- Aim:
Select lines where the word "走向高效课堂" appears.

Data records
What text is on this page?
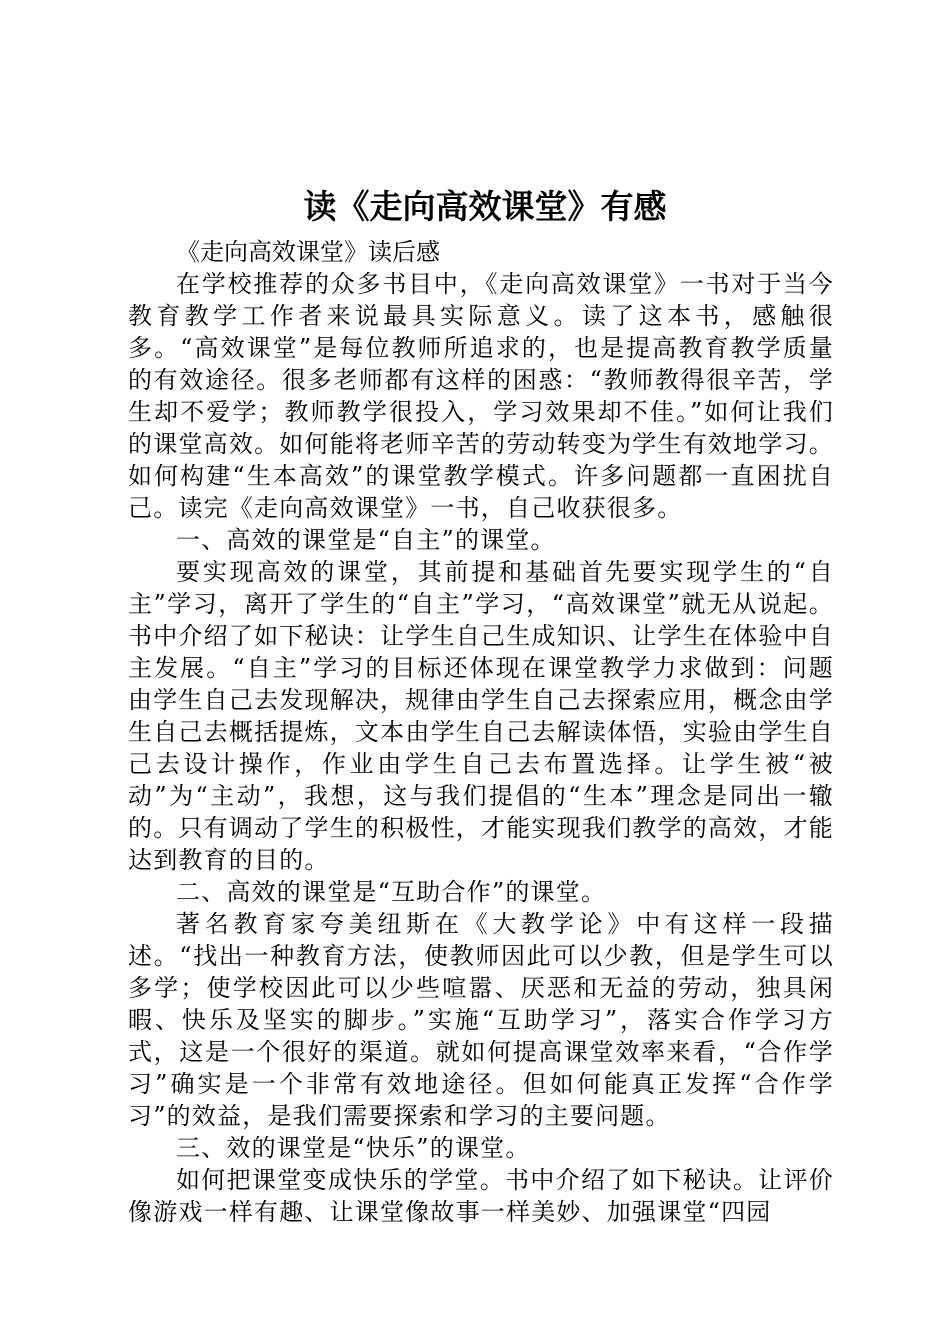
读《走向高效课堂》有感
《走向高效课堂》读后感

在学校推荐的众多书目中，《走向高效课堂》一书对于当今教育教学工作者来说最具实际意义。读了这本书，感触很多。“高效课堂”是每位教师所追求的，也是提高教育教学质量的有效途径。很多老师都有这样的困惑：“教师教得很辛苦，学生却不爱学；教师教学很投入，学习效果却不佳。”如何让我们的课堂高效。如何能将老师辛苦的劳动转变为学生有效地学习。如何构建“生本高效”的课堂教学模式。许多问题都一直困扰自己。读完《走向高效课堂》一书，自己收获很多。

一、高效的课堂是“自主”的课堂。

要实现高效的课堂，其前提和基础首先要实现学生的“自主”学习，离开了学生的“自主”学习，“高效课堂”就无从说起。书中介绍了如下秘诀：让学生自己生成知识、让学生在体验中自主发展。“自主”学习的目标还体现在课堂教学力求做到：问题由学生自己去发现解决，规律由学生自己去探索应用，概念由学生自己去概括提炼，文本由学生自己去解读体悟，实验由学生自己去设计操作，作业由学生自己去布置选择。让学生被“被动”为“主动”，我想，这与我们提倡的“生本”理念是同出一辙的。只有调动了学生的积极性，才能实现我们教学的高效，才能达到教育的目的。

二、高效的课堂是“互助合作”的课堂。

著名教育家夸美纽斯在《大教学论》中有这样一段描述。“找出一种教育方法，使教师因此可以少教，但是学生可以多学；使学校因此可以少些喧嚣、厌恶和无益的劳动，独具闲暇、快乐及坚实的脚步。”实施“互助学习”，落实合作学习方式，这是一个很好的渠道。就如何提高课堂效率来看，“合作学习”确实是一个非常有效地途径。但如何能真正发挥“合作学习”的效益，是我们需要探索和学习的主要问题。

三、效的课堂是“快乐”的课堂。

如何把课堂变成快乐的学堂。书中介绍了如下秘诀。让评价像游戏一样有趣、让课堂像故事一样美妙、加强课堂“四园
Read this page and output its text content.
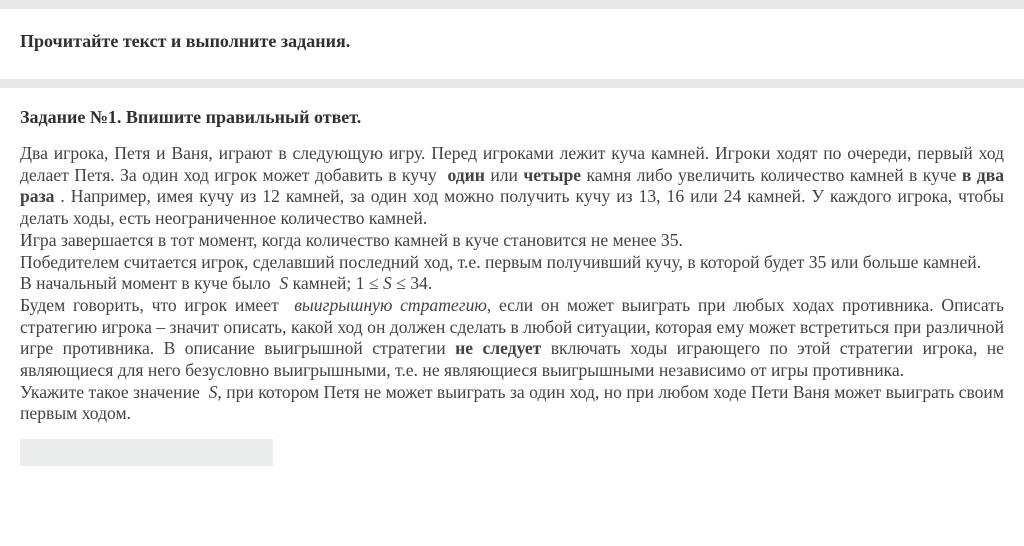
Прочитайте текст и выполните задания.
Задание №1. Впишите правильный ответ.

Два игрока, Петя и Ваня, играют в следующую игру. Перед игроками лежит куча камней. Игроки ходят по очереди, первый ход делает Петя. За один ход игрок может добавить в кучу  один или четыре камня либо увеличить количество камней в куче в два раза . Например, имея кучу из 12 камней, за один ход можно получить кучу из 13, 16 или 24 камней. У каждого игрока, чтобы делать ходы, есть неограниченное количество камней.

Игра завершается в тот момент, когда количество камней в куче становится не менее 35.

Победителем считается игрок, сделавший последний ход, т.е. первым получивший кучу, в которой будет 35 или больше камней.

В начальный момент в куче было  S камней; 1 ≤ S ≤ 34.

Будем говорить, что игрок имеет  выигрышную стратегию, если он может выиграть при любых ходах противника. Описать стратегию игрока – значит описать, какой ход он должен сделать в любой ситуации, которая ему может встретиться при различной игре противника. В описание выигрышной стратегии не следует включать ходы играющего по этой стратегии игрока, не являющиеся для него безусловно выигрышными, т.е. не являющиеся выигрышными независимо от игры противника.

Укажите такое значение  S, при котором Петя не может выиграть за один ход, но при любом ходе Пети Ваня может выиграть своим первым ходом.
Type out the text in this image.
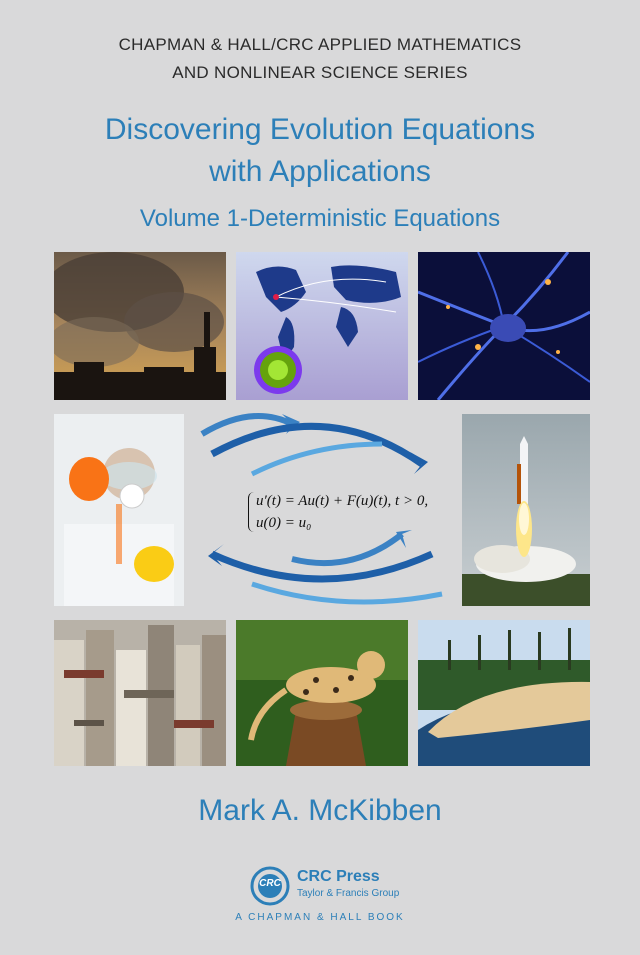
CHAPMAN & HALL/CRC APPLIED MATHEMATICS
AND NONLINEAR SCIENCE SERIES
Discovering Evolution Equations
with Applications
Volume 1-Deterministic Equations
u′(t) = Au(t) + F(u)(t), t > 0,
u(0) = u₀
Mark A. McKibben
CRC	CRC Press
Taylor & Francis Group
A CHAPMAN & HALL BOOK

---

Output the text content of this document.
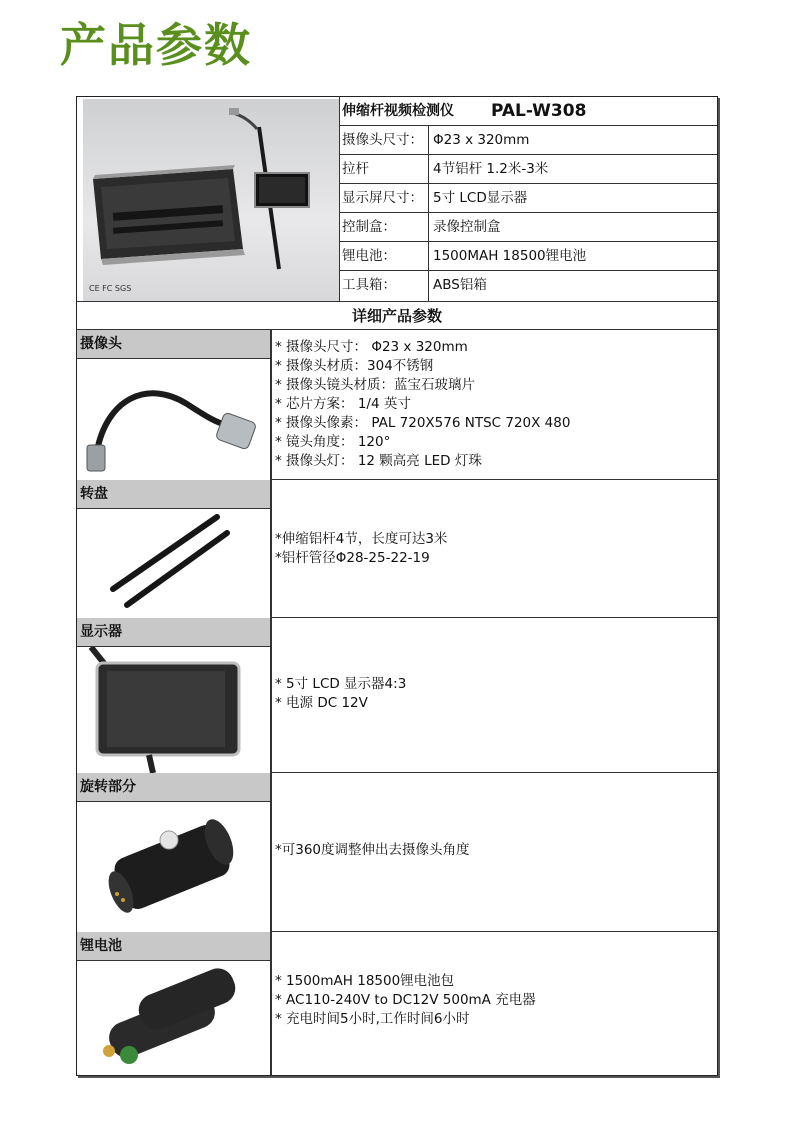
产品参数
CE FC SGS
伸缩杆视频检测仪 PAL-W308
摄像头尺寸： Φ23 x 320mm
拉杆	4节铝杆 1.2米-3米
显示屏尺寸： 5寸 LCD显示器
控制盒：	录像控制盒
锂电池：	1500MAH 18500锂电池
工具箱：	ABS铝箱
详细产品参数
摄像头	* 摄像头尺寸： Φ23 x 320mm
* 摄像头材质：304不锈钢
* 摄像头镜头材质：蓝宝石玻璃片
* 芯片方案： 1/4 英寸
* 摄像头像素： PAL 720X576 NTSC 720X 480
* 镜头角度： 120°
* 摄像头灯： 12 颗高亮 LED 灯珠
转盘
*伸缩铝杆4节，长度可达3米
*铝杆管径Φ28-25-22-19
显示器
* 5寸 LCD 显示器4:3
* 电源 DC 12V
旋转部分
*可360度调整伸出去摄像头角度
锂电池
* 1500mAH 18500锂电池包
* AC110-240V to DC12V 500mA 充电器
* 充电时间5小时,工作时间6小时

* * *

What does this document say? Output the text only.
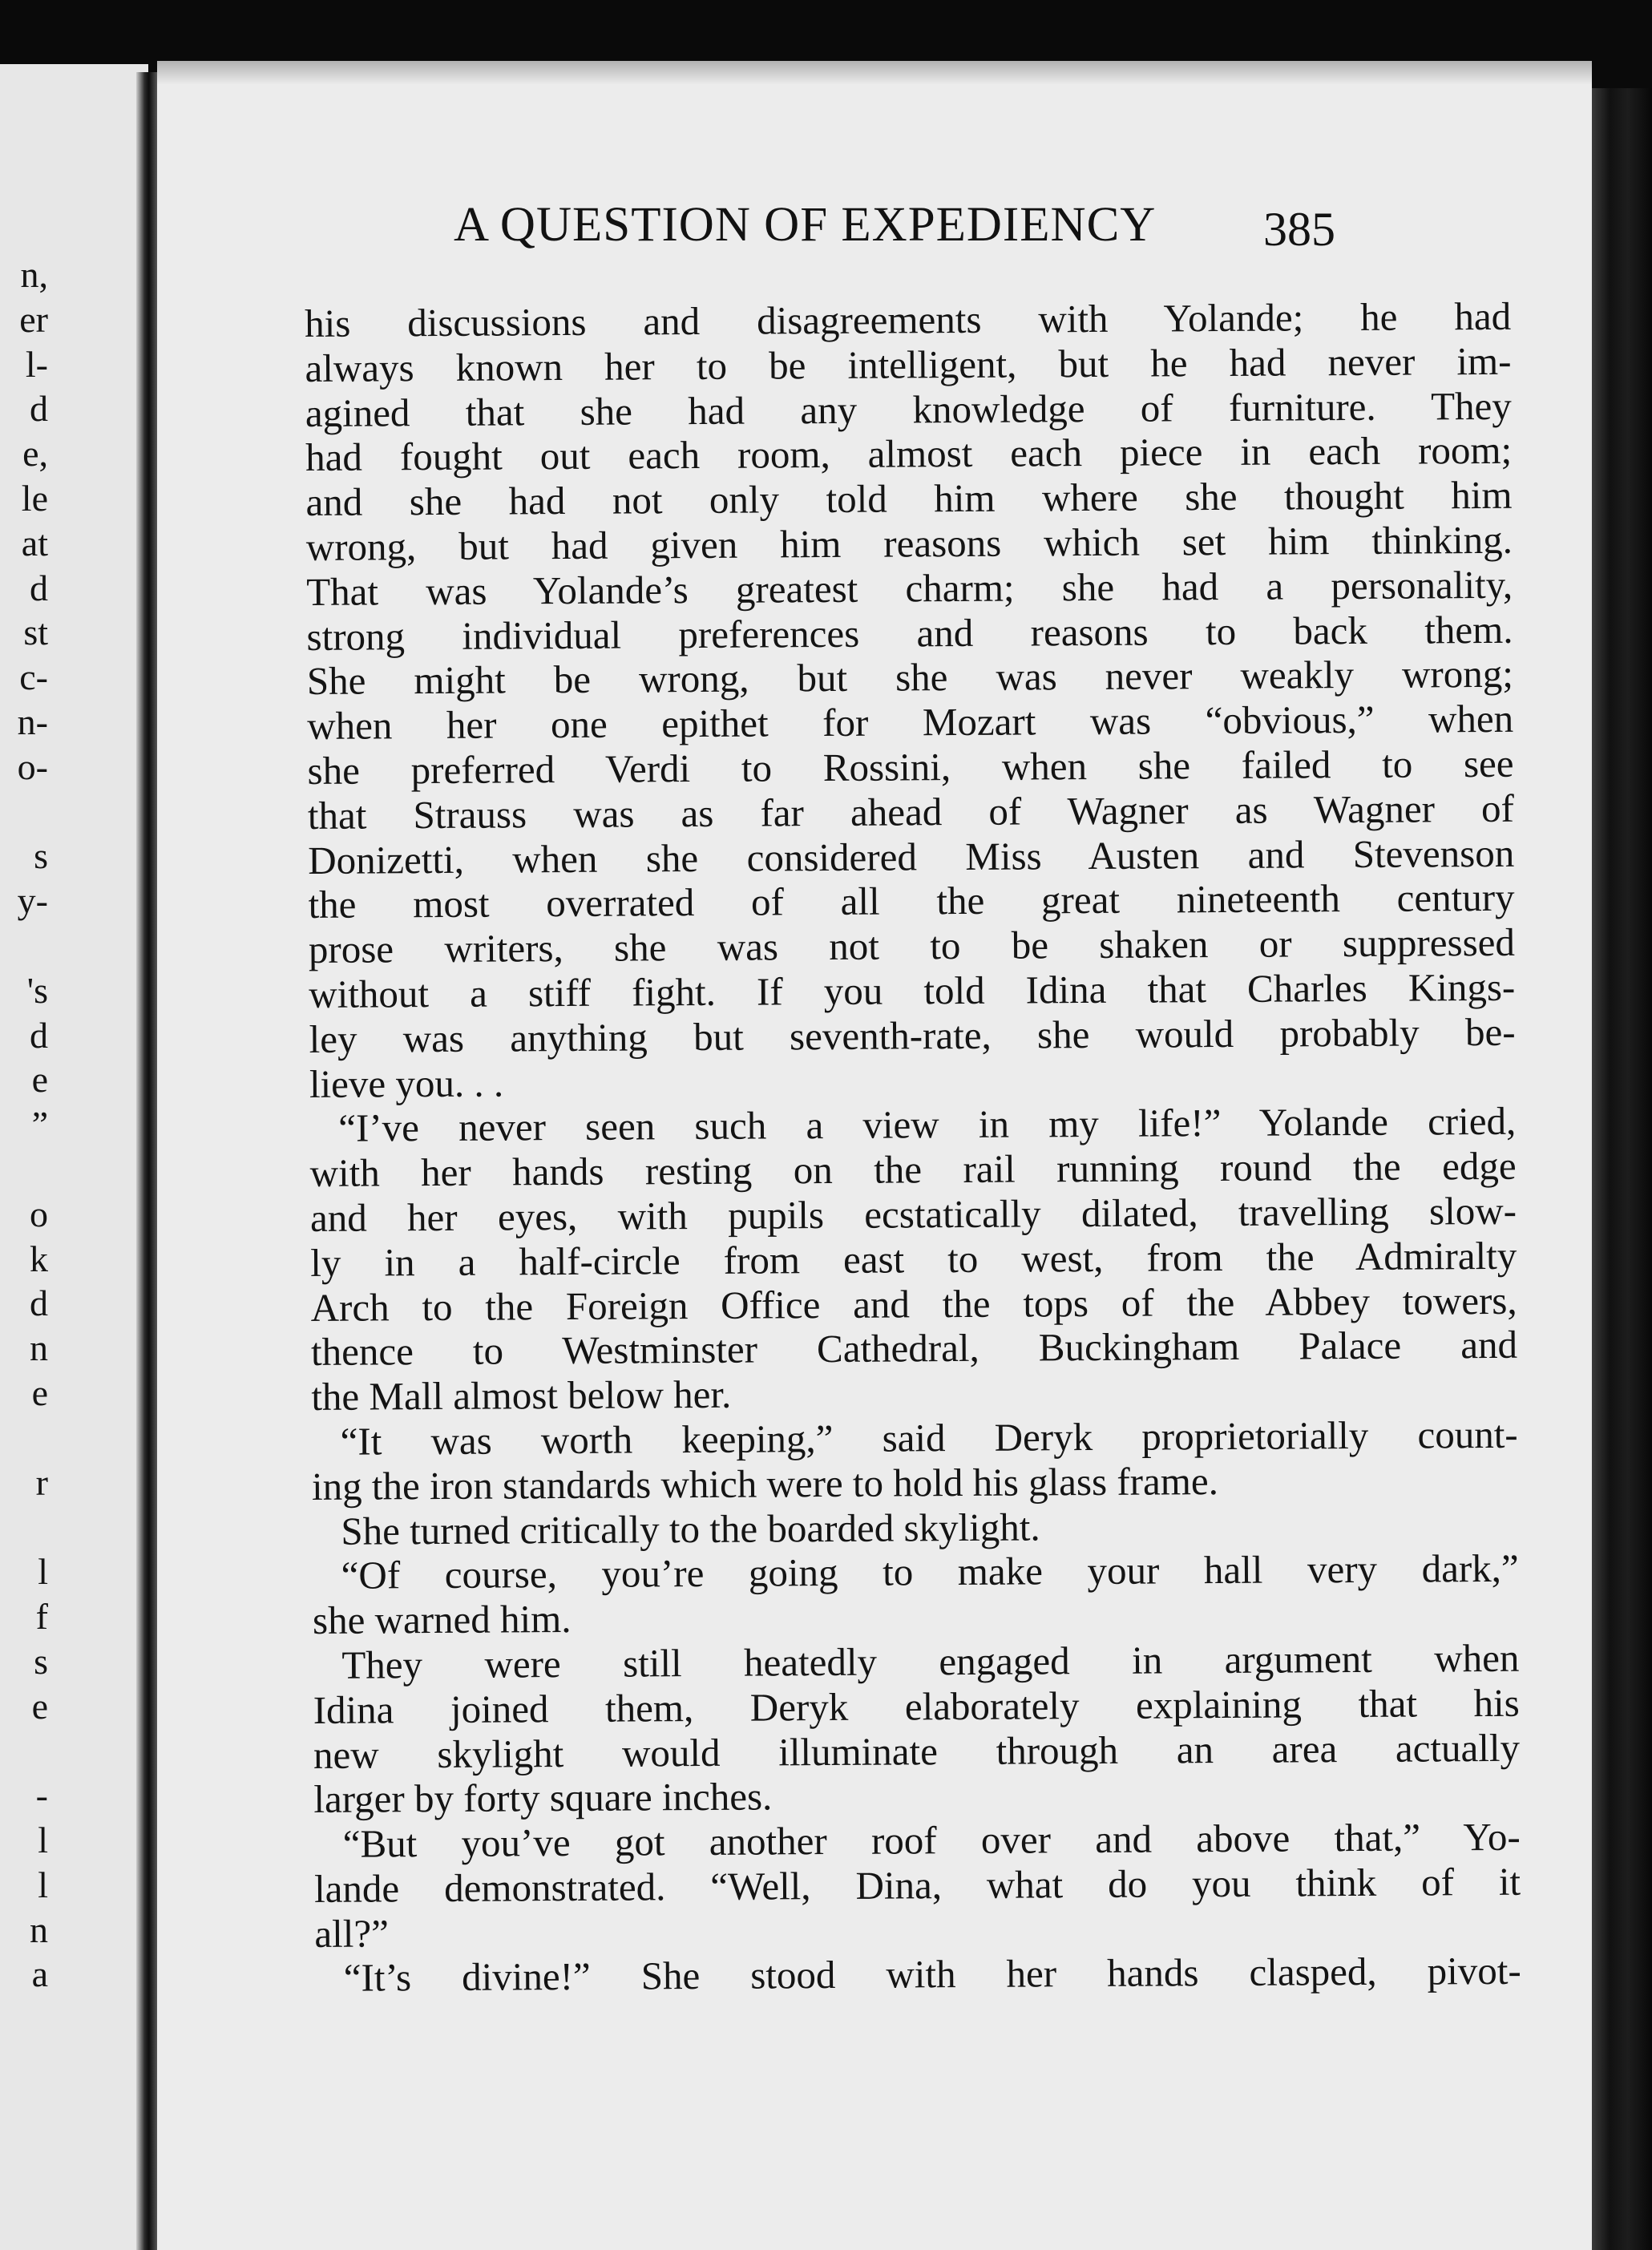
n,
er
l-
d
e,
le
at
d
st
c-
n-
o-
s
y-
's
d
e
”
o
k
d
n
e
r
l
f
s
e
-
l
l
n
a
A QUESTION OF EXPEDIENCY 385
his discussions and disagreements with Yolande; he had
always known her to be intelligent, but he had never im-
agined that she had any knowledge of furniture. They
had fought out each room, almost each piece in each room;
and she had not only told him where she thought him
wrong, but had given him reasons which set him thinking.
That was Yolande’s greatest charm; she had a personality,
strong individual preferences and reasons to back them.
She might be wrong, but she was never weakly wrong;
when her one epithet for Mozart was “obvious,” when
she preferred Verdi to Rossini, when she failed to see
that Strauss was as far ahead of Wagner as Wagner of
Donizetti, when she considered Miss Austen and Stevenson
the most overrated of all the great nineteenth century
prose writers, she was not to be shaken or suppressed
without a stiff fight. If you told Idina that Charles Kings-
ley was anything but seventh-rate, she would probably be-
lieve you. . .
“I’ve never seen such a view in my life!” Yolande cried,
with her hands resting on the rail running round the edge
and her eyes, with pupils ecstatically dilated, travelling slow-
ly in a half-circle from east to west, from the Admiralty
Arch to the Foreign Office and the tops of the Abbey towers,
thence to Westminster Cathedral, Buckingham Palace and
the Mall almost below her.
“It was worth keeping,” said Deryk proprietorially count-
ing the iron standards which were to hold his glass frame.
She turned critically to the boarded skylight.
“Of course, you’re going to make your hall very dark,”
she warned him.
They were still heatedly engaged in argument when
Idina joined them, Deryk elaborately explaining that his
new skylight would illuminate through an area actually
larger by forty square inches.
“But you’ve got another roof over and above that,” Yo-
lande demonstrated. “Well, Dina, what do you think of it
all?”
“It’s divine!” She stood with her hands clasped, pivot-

- Response to the exercise:
读《走向高效课堂》有感
《走向高效课堂》读后感
在学校推荐的众多书目中，《走向高效课堂》一书对于当今教育教学工作者来说最具实际意义。读了这本书，感触很多。“高效课堂”是每位教师所追求的，也是提高教育教学质量的有效途径。很多老师都有这样的困惑：“教师教得很辛苦，学生却不爱学；教师教学很投入，学习效果却不佳。”如何让我们的课堂高效。如何能将老师辛苦的劳动转变为学生有效地学习。如何构建“生本高效”的课堂教学模式。许多问题都一直困扰自己。读完《走向高效课堂》一书，自己收获很多。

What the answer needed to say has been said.